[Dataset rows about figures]
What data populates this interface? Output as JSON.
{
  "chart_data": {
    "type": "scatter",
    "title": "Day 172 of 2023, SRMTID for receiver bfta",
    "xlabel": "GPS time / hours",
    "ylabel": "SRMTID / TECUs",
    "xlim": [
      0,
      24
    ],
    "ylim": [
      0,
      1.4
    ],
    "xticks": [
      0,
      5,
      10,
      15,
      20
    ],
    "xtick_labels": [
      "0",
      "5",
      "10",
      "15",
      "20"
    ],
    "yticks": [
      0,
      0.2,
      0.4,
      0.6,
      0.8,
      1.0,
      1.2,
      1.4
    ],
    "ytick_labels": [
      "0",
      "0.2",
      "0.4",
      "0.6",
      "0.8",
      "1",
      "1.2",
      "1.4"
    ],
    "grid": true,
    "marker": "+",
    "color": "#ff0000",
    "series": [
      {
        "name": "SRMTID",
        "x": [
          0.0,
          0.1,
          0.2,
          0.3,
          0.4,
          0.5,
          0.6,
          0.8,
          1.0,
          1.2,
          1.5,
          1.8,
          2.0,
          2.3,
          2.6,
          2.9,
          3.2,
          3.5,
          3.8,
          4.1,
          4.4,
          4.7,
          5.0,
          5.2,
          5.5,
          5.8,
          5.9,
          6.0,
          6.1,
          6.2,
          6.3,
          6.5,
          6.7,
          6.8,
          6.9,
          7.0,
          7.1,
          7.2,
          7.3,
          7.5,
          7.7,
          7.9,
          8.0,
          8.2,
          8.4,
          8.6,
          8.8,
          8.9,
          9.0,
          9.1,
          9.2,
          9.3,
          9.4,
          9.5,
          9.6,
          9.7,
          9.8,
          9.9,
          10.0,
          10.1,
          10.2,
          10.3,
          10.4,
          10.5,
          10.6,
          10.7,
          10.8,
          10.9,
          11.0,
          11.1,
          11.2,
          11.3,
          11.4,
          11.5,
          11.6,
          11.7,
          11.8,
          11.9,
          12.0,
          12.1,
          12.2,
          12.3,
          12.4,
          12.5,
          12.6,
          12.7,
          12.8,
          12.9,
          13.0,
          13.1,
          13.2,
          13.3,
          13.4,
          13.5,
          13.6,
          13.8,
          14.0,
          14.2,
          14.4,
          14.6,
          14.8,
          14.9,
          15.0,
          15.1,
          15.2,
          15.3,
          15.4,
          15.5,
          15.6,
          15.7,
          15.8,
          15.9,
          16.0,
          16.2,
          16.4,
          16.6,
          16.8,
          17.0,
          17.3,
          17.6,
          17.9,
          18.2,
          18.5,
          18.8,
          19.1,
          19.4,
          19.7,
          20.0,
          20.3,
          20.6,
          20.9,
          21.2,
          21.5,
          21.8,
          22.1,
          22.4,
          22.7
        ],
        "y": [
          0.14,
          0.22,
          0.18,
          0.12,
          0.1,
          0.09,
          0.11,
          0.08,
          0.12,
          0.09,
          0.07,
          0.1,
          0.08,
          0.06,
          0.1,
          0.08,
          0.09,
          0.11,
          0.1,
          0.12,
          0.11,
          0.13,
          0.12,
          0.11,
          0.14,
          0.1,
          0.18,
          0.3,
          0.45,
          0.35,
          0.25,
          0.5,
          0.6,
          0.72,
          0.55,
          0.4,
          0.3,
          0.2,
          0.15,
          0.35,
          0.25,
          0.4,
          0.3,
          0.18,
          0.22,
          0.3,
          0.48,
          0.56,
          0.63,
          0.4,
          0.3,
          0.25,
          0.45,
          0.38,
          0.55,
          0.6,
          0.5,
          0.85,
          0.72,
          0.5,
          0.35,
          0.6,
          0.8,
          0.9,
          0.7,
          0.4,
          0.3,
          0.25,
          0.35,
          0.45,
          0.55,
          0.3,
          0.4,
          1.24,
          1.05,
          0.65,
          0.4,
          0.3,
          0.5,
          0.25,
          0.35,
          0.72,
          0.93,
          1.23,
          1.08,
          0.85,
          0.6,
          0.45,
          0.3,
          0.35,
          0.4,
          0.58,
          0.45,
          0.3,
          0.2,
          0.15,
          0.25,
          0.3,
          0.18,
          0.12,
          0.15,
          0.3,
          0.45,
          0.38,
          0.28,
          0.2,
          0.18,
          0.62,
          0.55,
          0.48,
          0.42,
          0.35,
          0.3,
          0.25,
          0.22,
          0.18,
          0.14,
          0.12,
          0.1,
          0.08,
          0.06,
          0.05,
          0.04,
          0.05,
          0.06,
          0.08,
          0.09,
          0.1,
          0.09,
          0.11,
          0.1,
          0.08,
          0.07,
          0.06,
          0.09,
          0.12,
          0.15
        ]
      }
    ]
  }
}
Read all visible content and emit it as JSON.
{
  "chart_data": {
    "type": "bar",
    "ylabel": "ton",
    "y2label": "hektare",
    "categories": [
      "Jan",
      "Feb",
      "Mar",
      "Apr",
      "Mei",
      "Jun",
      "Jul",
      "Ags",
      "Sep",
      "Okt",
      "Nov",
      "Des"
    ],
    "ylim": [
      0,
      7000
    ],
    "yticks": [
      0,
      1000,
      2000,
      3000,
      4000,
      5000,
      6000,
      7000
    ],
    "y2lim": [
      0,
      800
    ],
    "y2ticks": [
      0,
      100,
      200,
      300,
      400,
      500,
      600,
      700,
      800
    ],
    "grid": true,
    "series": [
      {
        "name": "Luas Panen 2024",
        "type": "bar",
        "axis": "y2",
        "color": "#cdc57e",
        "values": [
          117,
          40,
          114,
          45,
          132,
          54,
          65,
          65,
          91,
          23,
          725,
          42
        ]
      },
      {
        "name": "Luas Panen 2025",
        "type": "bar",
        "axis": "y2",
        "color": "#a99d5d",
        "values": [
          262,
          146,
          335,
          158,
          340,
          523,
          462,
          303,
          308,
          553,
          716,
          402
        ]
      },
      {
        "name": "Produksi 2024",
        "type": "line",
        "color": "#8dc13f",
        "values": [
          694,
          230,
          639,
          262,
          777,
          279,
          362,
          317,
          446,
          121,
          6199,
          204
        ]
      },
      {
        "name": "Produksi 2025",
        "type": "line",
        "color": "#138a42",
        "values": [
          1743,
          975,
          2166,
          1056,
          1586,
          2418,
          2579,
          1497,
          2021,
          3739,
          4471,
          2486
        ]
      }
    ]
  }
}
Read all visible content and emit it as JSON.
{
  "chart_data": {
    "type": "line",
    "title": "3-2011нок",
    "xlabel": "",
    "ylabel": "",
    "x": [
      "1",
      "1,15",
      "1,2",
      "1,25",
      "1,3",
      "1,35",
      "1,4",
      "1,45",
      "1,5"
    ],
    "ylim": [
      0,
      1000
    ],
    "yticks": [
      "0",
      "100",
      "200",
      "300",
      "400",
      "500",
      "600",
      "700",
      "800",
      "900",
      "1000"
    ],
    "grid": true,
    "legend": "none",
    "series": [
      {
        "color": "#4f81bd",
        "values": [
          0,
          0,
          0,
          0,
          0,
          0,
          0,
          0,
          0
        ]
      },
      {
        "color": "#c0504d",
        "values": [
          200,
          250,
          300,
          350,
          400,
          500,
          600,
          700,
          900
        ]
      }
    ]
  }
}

> Written instruction
Copy each line of the listing in which the word "color" can be found.

> Solution for this task
    "color": "#ff0000",
        "color": "#cdc57e",
        "color": "#a99d5d",
        "color": "#8dc13f",
        "color": "#138a42",
        "color": "#4f81bd",
        "color": "#c0504d",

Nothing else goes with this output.